[MATERIAL SUPPLIED]:
▶

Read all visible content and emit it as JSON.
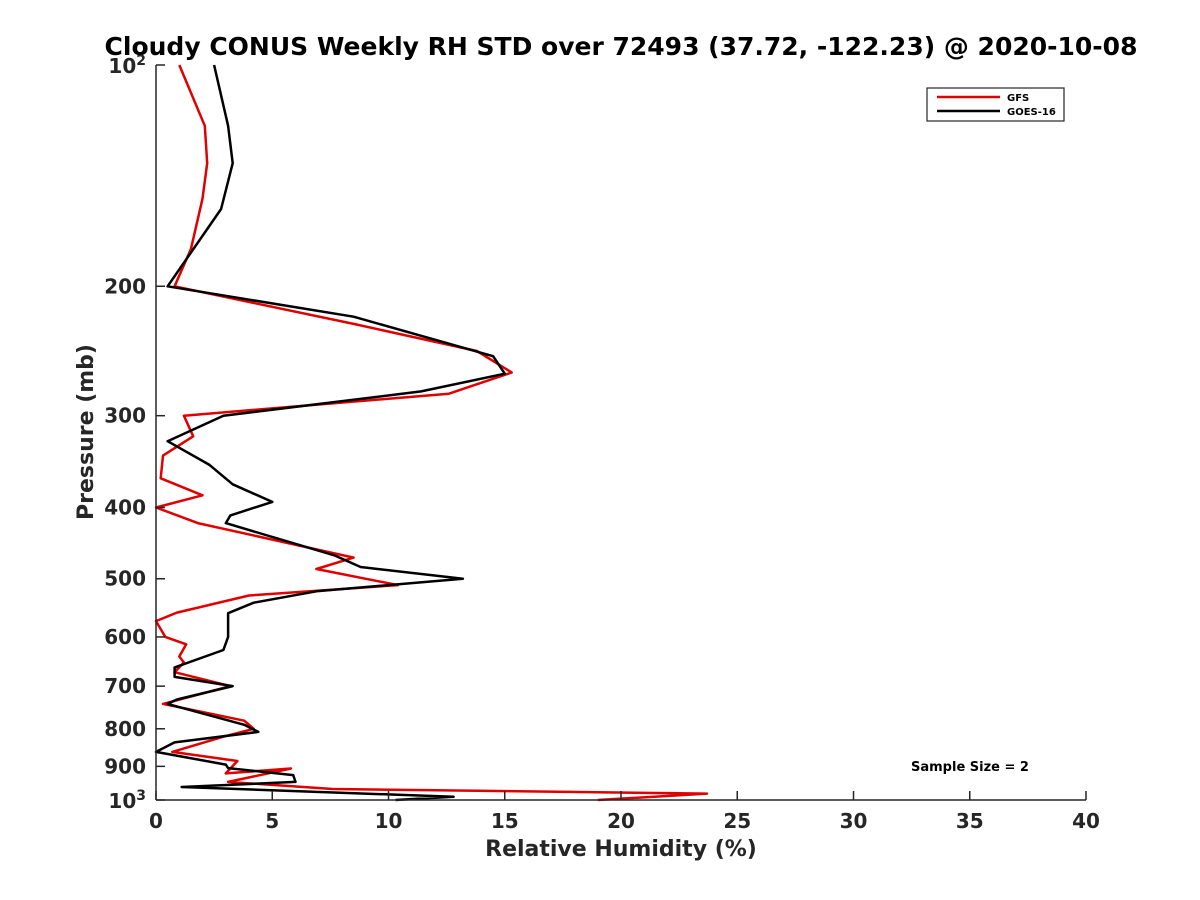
{
  "chart_data": {
    "type": "line",
    "title": "Cloudy CONUS Weekly RH STD over 72493 (37.72, -122.23) @ 2020-10-08",
    "xlabel": "Relative Humidity (%)",
    "ylabel": "Pressure (mb)",
    "xlim": [
      0,
      40
    ],
    "ylim": [
      100,
      1000
    ],
    "y_scale": "log",
    "y_reversed": true,
    "x_ticks": [
      "0",
      "5",
      "10",
      "15",
      "20",
      "25",
      "30",
      "35",
      "40"
    ],
    "y_ticks": [
      {
        "value": 100,
        "base": "10",
        "exp": "2"
      },
      {
        "value": 200,
        "label": "200"
      },
      {
        "value": 300,
        "label": "300"
      },
      {
        "value": 400,
        "label": "400"
      },
      {
        "value": 500,
        "label": "500"
      },
      {
        "value": 600,
        "label": "600"
      },
      {
        "value": 700,
        "label": "700"
      },
      {
        "value": 800,
        "label": "800"
      },
      {
        "value": 900,
        "label": "900"
      },
      {
        "value": 1000,
        "base": "10",
        "exp": "3"
      }
    ],
    "legend_position": "top-right",
    "grid": false,
    "annotation": "Sample Size = 2",
    "series": [
      {
        "name": "GFS",
        "color": "#e00000",
        "x": [
          1.0,
          2.1,
          2.2,
          2.0,
          1.5,
          0.8,
          8.5,
          13.8,
          15.3,
          12.6,
          1.2,
          1.6,
          0.3,
          0.2,
          2.0,
          0.0,
          1.8,
          8.5,
          6.9,
          10.4,
          4.0,
          0.9,
          0.0,
          0.4,
          1.3,
          1.0,
          1.2,
          0.8,
          3.2,
          0.3,
          3.8,
          4.2,
          2.9,
          0.7,
          3.5,
          3.0,
          5.8,
          3.1,
          7.6,
          23.7,
          19.0
        ],
        "y": [
          100,
          121,
          136,
          152,
          178,
          200,
          225,
          245,
          262,
          280,
          300,
          320,
          340,
          365,
          385,
          400,
          420,
          468,
          485,
          510,
          527,
          556,
          571,
          600,
          614,
          638,
          650,
          670,
          700,
          740,
          780,
          800,
          820,
          860,
          885,
          920,
          906,
          945,
          966,
          980,
          1000
        ]
      },
      {
        "name": "GOES-16",
        "color": "#000000",
        "x": [
          2.5,
          3.1,
          3.3,
          2.8,
          0.5,
          8.5,
          14.5,
          15.0,
          11.4,
          2.9,
          0.5,
          2.3,
          3.3,
          5.0,
          3.2,
          3.0,
          7.7,
          8.8,
          13.2,
          6.9,
          4.2,
          3.1,
          3.1,
          2.9,
          0.8,
          0.8,
          3.3,
          0.9,
          0.5,
          3.8,
          4.4,
          0.8,
          0.0,
          3.0,
          3.1,
          5.9,
          6.0,
          1.1,
          12.8,
          10.3
        ],
        "y": [
          100,
          121,
          136,
          157,
          200,
          220,
          249,
          263,
          278,
          300,
          325,
          350,
          372,
          393,
          410,
          420,
          465,
          482,
          500,
          520,
          539,
          557,
          600,
          625,
          660,
          680,
          700,
          730,
          740,
          790,
          808,
          835,
          860,
          895,
          905,
          925,
          945,
          960,
          990,
          1000
        ]
      }
    ]
  }
}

◀

[THE TASK]:
Go through the listing above and quote it exactly, apart from its images.

[ANSWER TO THIS EXERCISE]:
Read all visible content and emit it as JSON.
{
  "chart_data": {
    "type": "line",
    "title": "Cloudy CONUS Weekly RH STD over 72493 (37.72, -122.23) @ 2020-10-08",
    "xlabel": "Relative Humidity (%)",
    "ylabel": "Pressure (mb)",
    "xlim": [
      0,
      40
    ],
    "ylim": [
      100,
      1000
    ],
    "y_scale": "log",
    "y_reversed": true,
    "x_ticks": [
      "0",
      "5",
      "10",
      "15",
      "20",
      "25",
      "30",
      "35",
      "40"
    ],
    "y_ticks": [
      {
        "value": 100,
        "base": "10",
        "exp": "2"
      },
      {
        "value": 200,
        "label": "200"
      },
      {
        "value": 300,
        "label": "300"
      },
      {
        "value": 400,
        "label": "400"
      },
      {
        "value": 500,
        "label": "500"
      },
      {
        "value": 600,
        "label": "600"
      },
      {
        "value": 700,
        "label": "700"
      },
      {
        "value": 800,
        "label": "800"
      },
      {
        "value": 900,
        "label": "900"
      },
      {
        "value": 1000,
        "base": "10",
        "exp": "3"
      }
    ],
    "legend_position": "top-right",
    "grid": false,
    "annotation": "Sample Size = 2",
    "series": [
      {
        "name": "GFS",
        "color": "#e00000",
        "x": [
          1.0,
          2.1,
          2.2,
          2.0,
          1.5,
          0.8,
          8.5,
          13.8,
          15.3,
          12.6,
          1.2,
          1.6,
          0.3,
          0.2,
          2.0,
          0.0,
          1.8,
          8.5,
          6.9,
          10.4,
          4.0,
          0.9,
          0.0,
          0.4,
          1.3,
          1.0,
          1.2,
          0.8,
          3.2,
          0.3,
          3.8,
          4.2,
          2.9,
          0.7,
          3.5,
          3.0,
          5.8,
          3.1,
          7.6,
          23.7,
          19.0
        ],
        "y": [
          100,
          121,
          136,
          152,
          178,
          200,
          225,
          245,
          262,
          280,
          300,
          320,
          340,
          365,
          385,
          400,
          420,
          468,
          485,
          510,
          527,
          556,
          571,
          600,
          614,
          638,
          650,
          670,
          700,
          740,
          780,
          800,
          820,
          860,
          885,
          920,
          906,
          945,
          966,
          980,
          1000
        ]
      },
      {
        "name": "GOES-16",
        "color": "#000000",
        "x": [
          2.5,
          3.1,
          3.3,
          2.8,
          0.5,
          8.5,
          14.5,
          15.0,
          11.4,
          2.9,
          0.5,
          2.3,
          3.3,
          5.0,
          3.2,
          3.0,
          7.7,
          8.8,
          13.2,
          6.9,
          4.2,
          3.1,
          3.1,
          2.9,
          0.8,
          0.8,
          3.3,
          0.9,
          0.5,
          3.8,
          4.4,
          0.8,
          0.0,
          3.0,
          3.1,
          5.9,
          6.0,
          1.1,
          12.8,
          10.3
        ],
        "y": [
          100,
          121,
          136,
          157,
          200,
          220,
          249,
          263,
          278,
          300,
          325,
          350,
          372,
          393,
          410,
          420,
          465,
          482,
          500,
          520,
          539,
          557,
          600,
          625,
          660,
          680,
          700,
          730,
          740,
          790,
          808,
          835,
          860,
          895,
          905,
          925,
          945,
          960,
          990,
          1000
        ]
      }
    ]
  }
}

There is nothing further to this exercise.